Working line by line, output the entries below exactly as they appear.
Start of The data
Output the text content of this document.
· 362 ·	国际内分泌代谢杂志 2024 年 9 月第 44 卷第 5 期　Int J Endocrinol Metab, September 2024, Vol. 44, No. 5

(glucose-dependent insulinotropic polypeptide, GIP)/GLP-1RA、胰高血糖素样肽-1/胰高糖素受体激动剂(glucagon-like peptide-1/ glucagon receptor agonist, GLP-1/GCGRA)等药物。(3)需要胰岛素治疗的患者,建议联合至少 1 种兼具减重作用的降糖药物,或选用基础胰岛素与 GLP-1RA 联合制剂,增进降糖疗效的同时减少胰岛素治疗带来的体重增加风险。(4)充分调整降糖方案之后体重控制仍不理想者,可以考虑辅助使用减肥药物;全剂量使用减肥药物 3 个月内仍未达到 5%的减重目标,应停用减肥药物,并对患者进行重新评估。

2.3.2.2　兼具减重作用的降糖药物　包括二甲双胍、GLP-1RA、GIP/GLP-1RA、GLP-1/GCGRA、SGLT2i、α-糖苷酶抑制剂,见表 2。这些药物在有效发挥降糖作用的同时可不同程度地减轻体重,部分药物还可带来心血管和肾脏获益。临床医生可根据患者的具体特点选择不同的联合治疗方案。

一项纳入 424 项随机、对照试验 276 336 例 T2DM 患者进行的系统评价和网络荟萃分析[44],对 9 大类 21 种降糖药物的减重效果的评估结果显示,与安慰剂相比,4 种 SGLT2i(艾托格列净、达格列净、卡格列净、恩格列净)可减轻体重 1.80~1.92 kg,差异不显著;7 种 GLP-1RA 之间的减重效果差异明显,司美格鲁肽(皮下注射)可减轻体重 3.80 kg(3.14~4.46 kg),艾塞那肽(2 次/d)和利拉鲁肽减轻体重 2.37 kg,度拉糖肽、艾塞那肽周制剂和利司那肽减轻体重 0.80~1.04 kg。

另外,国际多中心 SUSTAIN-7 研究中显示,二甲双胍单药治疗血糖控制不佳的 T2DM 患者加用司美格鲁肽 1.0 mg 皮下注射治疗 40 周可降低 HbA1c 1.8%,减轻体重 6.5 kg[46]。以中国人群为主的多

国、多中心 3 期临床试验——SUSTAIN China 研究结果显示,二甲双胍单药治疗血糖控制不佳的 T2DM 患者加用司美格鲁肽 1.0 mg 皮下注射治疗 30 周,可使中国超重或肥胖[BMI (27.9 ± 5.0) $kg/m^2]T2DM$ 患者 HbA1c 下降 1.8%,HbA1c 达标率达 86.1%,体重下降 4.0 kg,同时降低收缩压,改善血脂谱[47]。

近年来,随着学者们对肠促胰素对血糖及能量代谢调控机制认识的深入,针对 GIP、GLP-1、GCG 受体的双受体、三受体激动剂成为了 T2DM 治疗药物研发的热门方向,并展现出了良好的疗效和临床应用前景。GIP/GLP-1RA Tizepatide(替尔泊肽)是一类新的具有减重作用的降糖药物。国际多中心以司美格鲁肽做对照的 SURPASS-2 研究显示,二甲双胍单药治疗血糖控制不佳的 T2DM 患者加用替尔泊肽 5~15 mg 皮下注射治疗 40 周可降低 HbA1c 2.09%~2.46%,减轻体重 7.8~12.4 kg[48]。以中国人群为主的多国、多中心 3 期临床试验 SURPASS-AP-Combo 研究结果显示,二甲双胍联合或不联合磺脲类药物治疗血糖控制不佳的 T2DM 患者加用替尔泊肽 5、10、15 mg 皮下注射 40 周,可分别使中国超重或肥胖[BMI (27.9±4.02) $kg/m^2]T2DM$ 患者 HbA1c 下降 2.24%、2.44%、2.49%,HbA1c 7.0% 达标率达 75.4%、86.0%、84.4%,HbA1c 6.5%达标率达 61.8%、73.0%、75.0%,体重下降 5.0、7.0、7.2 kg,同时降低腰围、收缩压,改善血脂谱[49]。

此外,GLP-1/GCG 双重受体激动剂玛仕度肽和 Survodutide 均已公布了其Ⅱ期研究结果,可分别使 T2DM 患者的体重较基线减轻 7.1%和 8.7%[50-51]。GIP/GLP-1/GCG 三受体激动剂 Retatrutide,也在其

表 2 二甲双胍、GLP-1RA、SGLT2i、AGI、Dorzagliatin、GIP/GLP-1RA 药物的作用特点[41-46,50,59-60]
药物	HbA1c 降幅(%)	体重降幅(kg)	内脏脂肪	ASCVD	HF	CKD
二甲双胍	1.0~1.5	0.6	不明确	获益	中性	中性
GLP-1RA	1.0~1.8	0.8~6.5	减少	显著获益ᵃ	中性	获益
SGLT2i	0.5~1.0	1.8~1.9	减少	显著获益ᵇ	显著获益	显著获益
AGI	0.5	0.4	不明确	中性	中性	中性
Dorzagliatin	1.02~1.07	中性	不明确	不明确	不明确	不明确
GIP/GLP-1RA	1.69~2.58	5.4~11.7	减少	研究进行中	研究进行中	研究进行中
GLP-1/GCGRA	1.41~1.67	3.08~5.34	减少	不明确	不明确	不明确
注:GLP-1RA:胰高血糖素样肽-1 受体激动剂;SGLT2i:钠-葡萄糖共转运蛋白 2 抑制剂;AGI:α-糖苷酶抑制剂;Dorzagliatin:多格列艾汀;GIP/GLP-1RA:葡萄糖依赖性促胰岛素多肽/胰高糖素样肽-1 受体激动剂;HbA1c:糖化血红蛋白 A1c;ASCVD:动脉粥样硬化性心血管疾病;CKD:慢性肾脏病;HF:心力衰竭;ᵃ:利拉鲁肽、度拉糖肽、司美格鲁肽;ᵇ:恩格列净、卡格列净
End of The data
§ **Expected answer**
Output the text content of this document.
· 362 ·	国际内分泌代谢杂志 2024 年 9 月第 44 卷第 5 期　Int J Endocrinol Metab, September 2024, Vol. 44, No. 5

(glucose-dependent insulinotropic polypeptide, GIP)/GLP-1RA、胰高血糖素样肽-1/胰高糖素受体激动剂(glucagon-like peptide-1/ glucagon receptor agonist, GLP-1/GCGRA)等药物。(3)需要胰岛素治疗的患者,建议联合至少 1 种兼具减重作用的降糖药物,或选用基础胰岛素与 GLP-1RA 联合制剂,增进降糖疗效的同时减少胰岛素治疗带来的体重增加风险。(4)充分调整降糖方案之后体重控制仍不理想者,可以考虑辅助使用减肥药物;全剂量使用减肥药物 3 个月内仍未达到 5%的减重目标,应停用减肥药物,并对患者进行重新评估。

2.3.2.2　兼具减重作用的降糖药物　包括二甲双胍、GLP-1RA、GIP/GLP-1RA、GLP-1/GCGRA、SGLT2i、α-糖苷酶抑制剂,见表 2。这些药物在有效发挥降糖作用的同时可不同程度地减轻体重,部分药物还可带来心血管和肾脏获益。临床医生可根据患者的具体特点选择不同的联合治疗方案。

一项纳入 424 项随机、对照试验 276 336 例 T2DM 患者进行的系统评价和网络荟萃分析[44],对 9 大类 21 种降糖药物的减重效果的评估结果显示,与安慰剂相比,4 种 SGLT2i(艾托格列净、达格列净、卡格列净、恩格列净)可减轻体重 1.80~1.92 kg,差异不显著;7 种 GLP-1RA 之间的减重效果差异明显,司美格鲁肽(皮下注射)可减轻体重 3.80 kg(3.14~4.46 kg),艾塞那肽(2 次/d)和利拉鲁肽减轻体重 2.37 kg,度拉糖肽、艾塞那肽周制剂和利司那肽减轻体重 0.80~1.04 kg。

另外,国际多中心 SUSTAIN-7 研究中显示,二甲双胍单药治疗血糖控制不佳的 T2DM 患者加用司美格鲁肽 1.0 mg 皮下注射治疗 40 周可降低 HbA1c 1.8%,减轻体重 6.5 kg[46]。以中国人群为主的多

国、多中心 3 期临床试验——SUSTAIN China 研究结果显示,二甲双胍单药治疗血糖控制不佳的 T2DM 患者加用司美格鲁肽 1.0 mg 皮下注射治疗 30 周,可使中国超重或肥胖[BMI (27.9 ± 5.0) $kg/m^2]T2DM$ 患者 HbA1c 下降 1.8%,HbA1c 达标率达 86.1%,体重下降 4.0 kg,同时降低收缩压,改善血脂谱[47]。

近年来,随着学者们对肠促胰素对血糖及能量代谢调控机制认识的深入,针对 GIP、GLP-1、GCG 受体的双受体、三受体激动剂成为了 T2DM 治疗药物研发的热门方向,并展现出了良好的疗效和临床应用前景。GIP/GLP-1RA Tizepatide(替尔泊肽)是一类新的具有减重作用的降糖药物。国际多中心以司美格鲁肽做对照的 SURPASS-2 研究显示,二甲双胍单药治疗血糖控制不佳的 T2DM 患者加用替尔泊肽 5~15 mg 皮下注射治疗 40 周可降低 HbA1c 2.09%~2.46%,减轻体重 7.8~12.4 kg[48]。以中国人群为主的多国、多中心 3 期临床试验 SURPASS-AP-Combo 研究结果显示,二甲双胍联合或不联合磺脲类药物治疗血糖控制不佳的 T2DM 患者加用替尔泊肽 5、10、15 mg 皮下注射 40 周,可分别使中国超重或肥胖[BMI (27.9±4.02) $kg/m^2]T2DM$ 患者 HbA1c 下降 2.24%、2.44%、2.49%,HbA1c 7.0% 达标率达 75.4%、86.0%、84.4%,HbA1c 6.5%达标率达 61.8%、73.0%、75.0%,体重下降 5.0、7.0、7.2 kg,同时降低腰围、收缩压,改善血脂谱[49]。

此外,GLP-1/GCG 双重受体激动剂玛仕度肽和 Survodutide 均已公布了其Ⅱ期研究结果,可分别使 T2DM 患者的体重较基线减轻 7.1%和 8.7%[50-51]。GIP/GLP-1/GCG 三受体激动剂 Retatrutide,也在其

表 2 二甲双胍、GLP-1RA、SGLT2i、AGI、Dorzagliatin、GIP/GLP-1RA 药物的作用特点[41-46,50,59-60]
药物	HbA1c 降幅(%)	体重降幅(kg)	内脏脂肪	ASCVD	HF	CKD
二甲双胍	1.0~1.5	0.6	不明确	获益	中性	中性
GLP-1RA	1.0~1.8	0.8~6.5	减少	显著获益ᵃ	中性	获益
SGLT2i	0.5~1.0	1.8~1.9	减少	显著获益ᵇ	显著获益	显著获益
AGI	0.5	0.4	不明确	中性	中性	中性
Dorzagliatin	1.02~1.07	中性	不明确	不明确	不明确	不明确
GIP/GLP-1RA	1.69~2.58	5.4~11.7	减少	研究进行中	研究进行中	研究进行中
GLP-1/GCGRA	1.41~1.67	3.08~5.34	减少	不明确	不明确	不明确
注:GLP-1RA:胰高血糖素样肽-1 受体激动剂;SGLT2i:钠-葡萄糖共转运蛋白 2 抑制剂;AGI:α-糖苷酶抑制剂;Dorzagliatin:多格列艾汀;GIP/GLP-1RA:葡萄糖依赖性促胰岛素多肽/胰高糖素样肽-1 受体激动剂;HbA1c:糖化血红蛋白 A1c;ASCVD:动脉粥样硬化性心血管疾病;CKD:慢性肾脏病;HF:心力衰竭;ᵃ:利拉鲁肽、度拉糖肽、司美格鲁肽;ᵇ:恩格列净、卡格列净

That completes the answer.